§ **Objective**
Copy all the material below, exactly as it stands.

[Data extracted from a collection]

--------------------------------------------------

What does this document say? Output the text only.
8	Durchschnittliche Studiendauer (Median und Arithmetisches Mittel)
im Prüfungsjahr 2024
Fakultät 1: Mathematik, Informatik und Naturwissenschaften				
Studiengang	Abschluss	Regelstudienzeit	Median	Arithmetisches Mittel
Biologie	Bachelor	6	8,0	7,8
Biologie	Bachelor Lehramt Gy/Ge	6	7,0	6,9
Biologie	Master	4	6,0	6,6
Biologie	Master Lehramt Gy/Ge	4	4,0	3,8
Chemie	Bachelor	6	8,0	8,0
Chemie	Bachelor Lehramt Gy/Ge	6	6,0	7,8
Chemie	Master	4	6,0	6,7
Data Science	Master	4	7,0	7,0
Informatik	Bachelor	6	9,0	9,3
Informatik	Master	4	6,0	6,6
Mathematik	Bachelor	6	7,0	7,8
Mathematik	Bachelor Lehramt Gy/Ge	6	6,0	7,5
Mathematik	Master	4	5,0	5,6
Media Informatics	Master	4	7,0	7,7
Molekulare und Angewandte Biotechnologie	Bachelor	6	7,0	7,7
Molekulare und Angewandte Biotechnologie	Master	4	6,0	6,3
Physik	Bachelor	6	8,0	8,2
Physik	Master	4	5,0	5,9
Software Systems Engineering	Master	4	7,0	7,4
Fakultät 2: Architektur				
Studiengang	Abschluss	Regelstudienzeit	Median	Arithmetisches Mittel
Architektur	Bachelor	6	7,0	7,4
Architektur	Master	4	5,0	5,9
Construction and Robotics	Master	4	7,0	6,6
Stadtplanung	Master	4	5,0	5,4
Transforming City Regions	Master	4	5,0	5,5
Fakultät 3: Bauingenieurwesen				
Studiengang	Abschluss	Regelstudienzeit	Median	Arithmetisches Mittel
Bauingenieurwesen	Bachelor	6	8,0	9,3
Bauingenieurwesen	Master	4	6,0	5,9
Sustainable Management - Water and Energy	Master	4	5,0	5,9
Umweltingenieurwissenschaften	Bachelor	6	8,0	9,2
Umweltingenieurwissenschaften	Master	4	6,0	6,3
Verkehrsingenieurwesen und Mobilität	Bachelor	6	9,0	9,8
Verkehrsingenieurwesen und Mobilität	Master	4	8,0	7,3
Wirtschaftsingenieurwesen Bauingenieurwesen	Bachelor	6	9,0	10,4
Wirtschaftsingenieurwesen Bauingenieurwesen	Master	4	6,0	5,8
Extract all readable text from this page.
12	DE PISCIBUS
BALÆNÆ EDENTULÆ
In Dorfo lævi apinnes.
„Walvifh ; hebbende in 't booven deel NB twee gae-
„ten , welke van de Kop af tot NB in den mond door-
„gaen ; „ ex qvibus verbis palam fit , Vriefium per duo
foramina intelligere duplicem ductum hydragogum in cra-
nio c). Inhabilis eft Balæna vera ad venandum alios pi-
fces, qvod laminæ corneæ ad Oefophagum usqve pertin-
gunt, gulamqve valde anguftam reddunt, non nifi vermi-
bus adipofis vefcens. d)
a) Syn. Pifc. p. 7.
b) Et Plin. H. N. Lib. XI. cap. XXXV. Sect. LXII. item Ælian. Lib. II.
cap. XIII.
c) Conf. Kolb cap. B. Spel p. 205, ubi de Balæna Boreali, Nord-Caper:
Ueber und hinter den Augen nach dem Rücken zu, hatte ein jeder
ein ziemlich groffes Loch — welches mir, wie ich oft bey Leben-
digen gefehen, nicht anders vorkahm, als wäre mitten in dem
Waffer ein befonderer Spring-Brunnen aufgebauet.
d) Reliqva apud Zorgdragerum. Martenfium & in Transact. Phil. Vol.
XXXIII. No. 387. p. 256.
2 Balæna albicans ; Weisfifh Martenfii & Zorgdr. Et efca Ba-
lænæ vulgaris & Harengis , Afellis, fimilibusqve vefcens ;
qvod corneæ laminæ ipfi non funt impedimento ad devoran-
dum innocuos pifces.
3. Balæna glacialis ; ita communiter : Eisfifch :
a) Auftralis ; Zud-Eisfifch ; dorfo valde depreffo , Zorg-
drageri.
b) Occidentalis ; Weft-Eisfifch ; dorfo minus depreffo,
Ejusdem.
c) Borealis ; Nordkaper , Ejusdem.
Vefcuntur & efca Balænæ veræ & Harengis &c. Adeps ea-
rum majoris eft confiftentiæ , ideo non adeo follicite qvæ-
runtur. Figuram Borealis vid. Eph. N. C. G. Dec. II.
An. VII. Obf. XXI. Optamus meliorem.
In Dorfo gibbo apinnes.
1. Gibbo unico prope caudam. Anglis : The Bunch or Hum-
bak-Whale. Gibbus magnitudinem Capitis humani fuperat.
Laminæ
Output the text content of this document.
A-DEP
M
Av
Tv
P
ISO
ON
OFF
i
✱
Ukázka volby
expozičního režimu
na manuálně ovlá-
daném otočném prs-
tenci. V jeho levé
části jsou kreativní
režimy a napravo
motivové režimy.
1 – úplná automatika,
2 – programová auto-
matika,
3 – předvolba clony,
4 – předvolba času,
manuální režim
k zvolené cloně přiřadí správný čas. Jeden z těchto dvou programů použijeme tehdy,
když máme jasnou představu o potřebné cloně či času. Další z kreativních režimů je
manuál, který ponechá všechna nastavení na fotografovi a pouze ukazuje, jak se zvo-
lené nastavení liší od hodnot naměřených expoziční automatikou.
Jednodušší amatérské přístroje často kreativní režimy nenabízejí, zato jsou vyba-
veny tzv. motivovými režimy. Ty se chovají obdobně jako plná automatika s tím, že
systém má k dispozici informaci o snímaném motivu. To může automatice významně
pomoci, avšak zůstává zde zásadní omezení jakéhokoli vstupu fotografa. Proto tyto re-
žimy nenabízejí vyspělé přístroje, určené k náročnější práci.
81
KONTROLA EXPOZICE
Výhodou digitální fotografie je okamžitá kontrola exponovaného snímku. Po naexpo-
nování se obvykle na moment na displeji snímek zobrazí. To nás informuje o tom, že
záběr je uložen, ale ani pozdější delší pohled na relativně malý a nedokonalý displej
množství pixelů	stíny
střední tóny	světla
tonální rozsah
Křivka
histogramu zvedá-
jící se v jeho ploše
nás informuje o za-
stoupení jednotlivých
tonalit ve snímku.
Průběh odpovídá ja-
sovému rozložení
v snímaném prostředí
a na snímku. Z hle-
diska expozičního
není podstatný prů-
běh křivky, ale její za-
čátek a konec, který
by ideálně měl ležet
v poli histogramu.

--------------------------------------------------

§ **Correct answer**
What does this document say? Output the text only.
8	Durchschnittliche Studiendauer (Median und Arithmetisches Mittel)
im Prüfungsjahr 2024
Fakultät 1: Mathematik, Informatik und Naturwissenschaften				
Studiengang	Abschluss	Regelstudienzeit	Median	Arithmetisches Mittel
Biologie	Bachelor	6	8,0	7,8
Biologie	Bachelor Lehramt Gy/Ge	6	7,0	6,9
Biologie	Master	4	6,0	6,6
Biologie	Master Lehramt Gy/Ge	4	4,0	3,8
Chemie	Bachelor	6	8,0	8,0
Chemie	Bachelor Lehramt Gy/Ge	6	6,0	7,8
Chemie	Master	4	6,0	6,7
Data Science	Master	4	7,0	7,0
Informatik	Bachelor	6	9,0	9,3
Informatik	Master	4	6,0	6,6
Mathematik	Bachelor	6	7,0	7,8
Mathematik	Bachelor Lehramt Gy/Ge	6	6,0	7,5
Mathematik	Master	4	5,0	5,6
Media Informatics	Master	4	7,0	7,7
Molekulare und Angewandte Biotechnologie	Bachelor	6	7,0	7,7
Molekulare und Angewandte Biotechnologie	Master	4	6,0	6,3
Physik	Bachelor	6	8,0	8,2
Physik	Master	4	5,0	5,9
Software Systems Engineering	Master	4	7,0	7,4
Fakultät 2: Architektur				
Studiengang	Abschluss	Regelstudienzeit	Median	Arithmetisches Mittel
Architektur	Bachelor	6	7,0	7,4
Architektur	Master	4	5,0	5,9
Construction and Robotics	Master	4	7,0	6,6
Stadtplanung	Master	4	5,0	5,4
Transforming City Regions	Master	4	5,0	5,5
Fakultät 3: Bauingenieurwesen				
Studiengang	Abschluss	Regelstudienzeit	Median	Arithmetisches Mittel
Bauingenieurwesen	Bachelor	6	8,0	9,3
Bauingenieurwesen	Master	4	6,0	5,9
Sustainable Management - Water and Energy	Master	4	5,0	5,9
Umweltingenieurwissenschaften	Bachelor	6	8,0	9,2
Umweltingenieurwissenschaften	Master	4	6,0	6,3
Verkehrsingenieurwesen und Mobilität	Bachelor	6	9,0	9,8
Verkehrsingenieurwesen und Mobilität	Master	4	8,0	7,3
Wirtschaftsingenieurwesen Bauingenieurwesen	Bachelor	6	9,0	10,4
Wirtschaftsingenieurwesen Bauingenieurwesen	Master	4	6,0	5,8
Extract all readable text from this page.
12	DE PISCIBUS
BALÆNÆ EDENTULÆ
In Dorfo lævi apinnes.
„Walvifh ; hebbende in 't booven deel NB twee gae-
„ten , welke van de Kop af tot NB in den mond door-
„gaen ; „ ex qvibus verbis palam fit , Vriefium per duo
foramina intelligere duplicem ductum hydragogum in cra-
nio c). Inhabilis eft Balæna vera ad venandum alios pi-
fces, qvod laminæ corneæ ad Oefophagum usqve pertin-
gunt, gulamqve valde anguftam reddunt, non nifi vermi-
bus adipofis vefcens. d)
a) Syn. Pifc. p. 7.
b) Et Plin. H. N. Lib. XI. cap. XXXV. Sect. LXII. item Ælian. Lib. II.
cap. XIII.
c) Conf. Kolb cap. B. Spel p. 205, ubi de Balæna Boreali, Nord-Caper:
Ueber und hinter den Augen nach dem Rücken zu, hatte ein jeder
ein ziemlich groffes Loch — welches mir, wie ich oft bey Leben-
digen gefehen, nicht anders vorkahm, als wäre mitten in dem
Waffer ein befonderer Spring-Brunnen aufgebauet.
d) Reliqva apud Zorgdragerum. Martenfium & in Transact. Phil. Vol.
XXXIII. No. 387. p. 256.
2 Balæna albicans ; Weisfifh Martenfii & Zorgdr. Et efca Ba-
lænæ vulgaris & Harengis , Afellis, fimilibusqve vefcens ;
qvod corneæ laminæ ipfi non funt impedimento ad devoran-
dum innocuos pifces.
3. Balæna glacialis ; ita communiter : Eisfifch :
a) Auftralis ; Zud-Eisfifch ; dorfo valde depreffo , Zorg-
drageri.
b) Occidentalis ; Weft-Eisfifch ; dorfo minus depreffo,
Ejusdem.
c) Borealis ; Nordkaper , Ejusdem.
Vefcuntur & efca Balænæ veræ & Harengis &c. Adeps ea-
rum majoris eft confiftentiæ , ideo non adeo follicite qvæ-
runtur. Figuram Borealis vid. Eph. N. C. G. Dec. II.
An. VII. Obf. XXI. Optamus meliorem.
In Dorfo gibbo apinnes.
1. Gibbo unico prope caudam. Anglis : The Bunch or Hum-
bak-Whale. Gibbus magnitudinem Capitis humani fuperat.
Laminæ
Output the text content of this document.
A-DEP
M
Av
Tv
P
ISO
ON
OFF
i
✱
Ukázka volby
expozičního režimu
na manuálně ovlá-
daném otočném prs-
tenci. V jeho levé
části jsou kreativní
režimy a napravo
motivové režimy.
1 – úplná automatika,
2 – programová auto-
matika,
3 – předvolba clony,
4 – předvolba času,
manuální režim
k zvolené cloně přiřadí správný čas. Jeden z těchto dvou programů použijeme tehdy,
když máme jasnou představu o potřebné cloně či času. Další z kreativních režimů je
manuál, který ponechá všechna nastavení na fotografovi a pouze ukazuje, jak se zvo-
lené nastavení liší od hodnot naměřených expoziční automatikou.
Jednodušší amatérské přístroje často kreativní režimy nenabízejí, zato jsou vyba-
veny tzv. motivovými režimy. Ty se chovají obdobně jako plná automatika s tím, že
systém má k dispozici informaci o snímaném motivu. To může automatice významně
pomoci, avšak zůstává zde zásadní omezení jakéhokoli vstupu fotografa. Proto tyto re-
žimy nenabízejí vyspělé přístroje, určené k náročnější práci.
81
KONTROLA EXPOZICE
Výhodou digitální fotografie je okamžitá kontrola exponovaného snímku. Po naexpo-
nování se obvykle na moment na displeji snímek zobrazí. To nás informuje o tom, že
záběr je uložen, ale ani pozdější delší pohled na relativně malý a nedokonalý displej
množství pixelů	stíny
střední tóny	světla
tonální rozsah
Křivka
histogramu zvedá-
jící se v jeho ploše
nás informuje o za-
stoupení jednotlivých
tonalit ve snímku.
Průběh odpovídá ja-
sovému rozložení
v snímaném prostředí
a na snímku. Z hle-
diska expozičního
není podstatný prů-
běh křivky, ale její za-
čátek a konec, který
by ideálně měl ležet
v poli histogramu.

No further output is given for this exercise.